EXERCISE BRIEF: From the mailing-list post on permutations below, reproduce the passage that begins at the words "You probably want" and stops after "k = tuple(k)".

READING TEXT:

((

[Numpy-discussion] Permutation in Numpy
David M. Cooke
cookedm at physics.mcmaster.ca
Wed Jul 28 16:06:03 EDT 2004
On Sun, Jul 25, 2004 at 07:24:49AM -0400, Hee-Seng Kye wrote:
> #perm.py
> def perm(k):
> # Compute the list of all permutations of k
> if len(k) <= 1:
> return [k]
> r = []
> for i in range(len(k)):
> s = k[:i] + k[i+1:]
> p = perm(s)
> for x in p:
> r.append(k[i:i+1] + x)
> return r
>
> Does anyone know if there is a built-in function in Numpy (or Numarray)
> that does the above task faster (computes the list of all permutations
> of a list, k)? Or is there a way to make the above function run faster
> using Numpy?
>
> I'm asking because I need to create a very large list which contains
> all permutations of range(12), in which case there would be 12!
> permutations. I created a file test.py:
Do you really need a *list* of all those permutations? Think about it:
12! is about 0.5 billion, which is about as much RAM as your machine
has. Each permutation is going to be a list taking 20 bytes of overhead
plus 4 bytes per entry, so 68 bytes per permutation. You need 32 GB of
RAM to store that.
You probably want to just be able to access them in order, so a
generator is a better bet. That way, you're only storing the current
permutation instead of all of them. Something like
def perm(k):
k = tuple(k)
lk = len(k)

))

DATA RECORDS:
((

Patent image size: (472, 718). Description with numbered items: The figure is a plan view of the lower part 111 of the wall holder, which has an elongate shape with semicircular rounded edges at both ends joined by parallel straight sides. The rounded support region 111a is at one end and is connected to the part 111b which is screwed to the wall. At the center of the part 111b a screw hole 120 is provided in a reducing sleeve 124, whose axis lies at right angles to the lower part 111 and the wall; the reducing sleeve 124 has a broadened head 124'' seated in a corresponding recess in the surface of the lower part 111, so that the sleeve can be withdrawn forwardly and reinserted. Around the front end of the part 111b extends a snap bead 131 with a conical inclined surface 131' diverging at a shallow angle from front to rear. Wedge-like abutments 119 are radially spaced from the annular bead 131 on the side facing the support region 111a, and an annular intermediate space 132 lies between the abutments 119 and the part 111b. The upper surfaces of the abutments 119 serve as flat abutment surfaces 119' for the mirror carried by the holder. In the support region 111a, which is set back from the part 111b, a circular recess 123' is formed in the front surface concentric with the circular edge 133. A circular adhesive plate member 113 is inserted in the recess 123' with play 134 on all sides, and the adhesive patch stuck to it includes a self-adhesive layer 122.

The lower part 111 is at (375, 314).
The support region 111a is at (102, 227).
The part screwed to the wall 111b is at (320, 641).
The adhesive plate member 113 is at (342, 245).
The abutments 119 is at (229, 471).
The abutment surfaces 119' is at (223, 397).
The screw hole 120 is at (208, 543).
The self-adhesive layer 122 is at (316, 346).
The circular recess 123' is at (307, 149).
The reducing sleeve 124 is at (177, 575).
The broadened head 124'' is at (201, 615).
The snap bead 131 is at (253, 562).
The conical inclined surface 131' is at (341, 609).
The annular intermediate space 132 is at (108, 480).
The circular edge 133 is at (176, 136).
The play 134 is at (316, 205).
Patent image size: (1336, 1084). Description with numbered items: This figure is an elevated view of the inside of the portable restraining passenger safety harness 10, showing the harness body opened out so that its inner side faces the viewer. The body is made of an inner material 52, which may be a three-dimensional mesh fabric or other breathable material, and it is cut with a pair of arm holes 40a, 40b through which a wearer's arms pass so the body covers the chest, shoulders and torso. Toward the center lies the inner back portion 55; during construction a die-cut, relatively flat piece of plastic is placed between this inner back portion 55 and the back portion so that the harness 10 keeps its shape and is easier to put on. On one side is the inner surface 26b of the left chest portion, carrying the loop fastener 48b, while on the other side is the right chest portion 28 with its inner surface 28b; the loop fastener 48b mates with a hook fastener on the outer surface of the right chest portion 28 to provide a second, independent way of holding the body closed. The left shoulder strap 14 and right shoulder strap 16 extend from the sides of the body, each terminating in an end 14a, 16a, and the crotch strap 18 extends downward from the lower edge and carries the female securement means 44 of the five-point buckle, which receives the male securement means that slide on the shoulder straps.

))

SOLUTION TO THIS TASK:
You probably want to just be able to access them in order, so a
generator is a better bet. That way, you're only storing the current
permutation instead of all of them. Something like
def perm(k):
k = tuple(k)